#### DATA

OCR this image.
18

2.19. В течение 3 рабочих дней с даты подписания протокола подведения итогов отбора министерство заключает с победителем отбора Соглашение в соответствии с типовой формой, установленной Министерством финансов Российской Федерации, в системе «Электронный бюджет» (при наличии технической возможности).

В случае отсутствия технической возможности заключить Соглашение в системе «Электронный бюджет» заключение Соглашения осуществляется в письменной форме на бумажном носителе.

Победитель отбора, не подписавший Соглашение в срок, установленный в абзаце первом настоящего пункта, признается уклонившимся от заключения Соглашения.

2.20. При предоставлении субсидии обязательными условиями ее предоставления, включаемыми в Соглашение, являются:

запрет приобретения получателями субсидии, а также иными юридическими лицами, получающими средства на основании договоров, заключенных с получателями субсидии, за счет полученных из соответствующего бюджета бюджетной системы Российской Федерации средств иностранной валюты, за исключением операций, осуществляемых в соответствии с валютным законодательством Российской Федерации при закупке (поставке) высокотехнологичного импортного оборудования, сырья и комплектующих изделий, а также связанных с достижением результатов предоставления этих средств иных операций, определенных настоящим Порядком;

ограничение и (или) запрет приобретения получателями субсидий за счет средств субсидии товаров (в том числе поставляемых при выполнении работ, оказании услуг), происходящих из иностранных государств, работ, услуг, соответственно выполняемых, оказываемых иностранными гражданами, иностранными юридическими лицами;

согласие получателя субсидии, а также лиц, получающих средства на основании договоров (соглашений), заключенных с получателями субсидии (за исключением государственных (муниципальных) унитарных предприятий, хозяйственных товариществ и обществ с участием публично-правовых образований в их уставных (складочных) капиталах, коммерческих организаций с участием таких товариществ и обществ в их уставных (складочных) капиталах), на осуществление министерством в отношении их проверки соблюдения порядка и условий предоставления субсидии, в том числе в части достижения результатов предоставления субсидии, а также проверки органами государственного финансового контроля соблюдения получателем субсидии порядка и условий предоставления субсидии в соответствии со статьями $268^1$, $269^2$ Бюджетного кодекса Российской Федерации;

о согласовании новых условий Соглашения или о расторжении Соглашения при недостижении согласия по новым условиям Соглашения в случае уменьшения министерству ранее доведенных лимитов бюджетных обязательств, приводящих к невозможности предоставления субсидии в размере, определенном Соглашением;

########

WHAT IS EXPECTED: Exact output of every entry is required.

FULL ANSWER:
OCR this image.
18

2.19. В течение 3 рабочих дней с даты подписания протокола подведения итогов отбора министерство заключает с победителем отбора Соглашение в соответствии с типовой формой, установленной Министерством финансов Российской Федерации, в системе «Электронный бюджет» (при наличии технической возможности).

В случае отсутствия технической возможности заключить Соглашение в системе «Электронный бюджет» заключение Соглашения осуществляется в письменной форме на бумажном носителе.

Победитель отбора, не подписавший Соглашение в срок, установленный в абзаце первом настоящего пункта, признается уклонившимся от заключения Соглашения.

2.20. При предоставлении субсидии обязательными условиями ее предоставления, включаемыми в Соглашение, являются:

запрет приобретения получателями субсидии, а также иными юридическими лицами, получающими средства на основании договоров, заключенных с получателями субсидии, за счет полученных из соответствующего бюджета бюджетной системы Российской Федерации средств иностранной валюты, за исключением операций, осуществляемых в соответствии с валютным законодательством Российской Федерации при закупке (поставке) высокотехнологичного импортного оборудования, сырья и комплектующих изделий, а также связанных с достижением результатов предоставления этих средств иных операций, определенных настоящим Порядком;

ограничение и (или) запрет приобретения получателями субсидий за счет средств субсидии товаров (в том числе поставляемых при выполнении работ, оказании услуг), происходящих из иностранных государств, работ, услуг, соответственно выполняемых, оказываемых иностранными гражданами, иностранными юридическими лицами;

согласие получателя субсидии, а также лиц, получающих средства на основании договоров (соглашений), заключенных с получателями субсидии (за исключением государственных (муниципальных) унитарных предприятий, хозяйственных товариществ и обществ с участием публично-правовых образований в их уставных (складочных) капиталах, коммерческих организаций с участием таких товариществ и обществ в их уставных (складочных) капиталах), на осуществление министерством в отношении их проверки соблюдения порядка и условий предоставления субсидии, в том числе в части достижения результатов предоставления субсидии, а также проверки органами государственного финансового контроля соблюдения получателем субсидии порядка и условий предоставления субсидии в соответствии со статьями $268^1$, $269^2$ Бюджетного кодекса Российской Федерации;

о согласовании новых условий Соглашения или о расторжении Соглашения при недостижении согласия по новым условиям Соглашения в случае уменьшения министерству ранее доведенных лимитов бюджетных обязательств, приводящих к невозможности предоставления субсидии в размере, определенном Соглашением;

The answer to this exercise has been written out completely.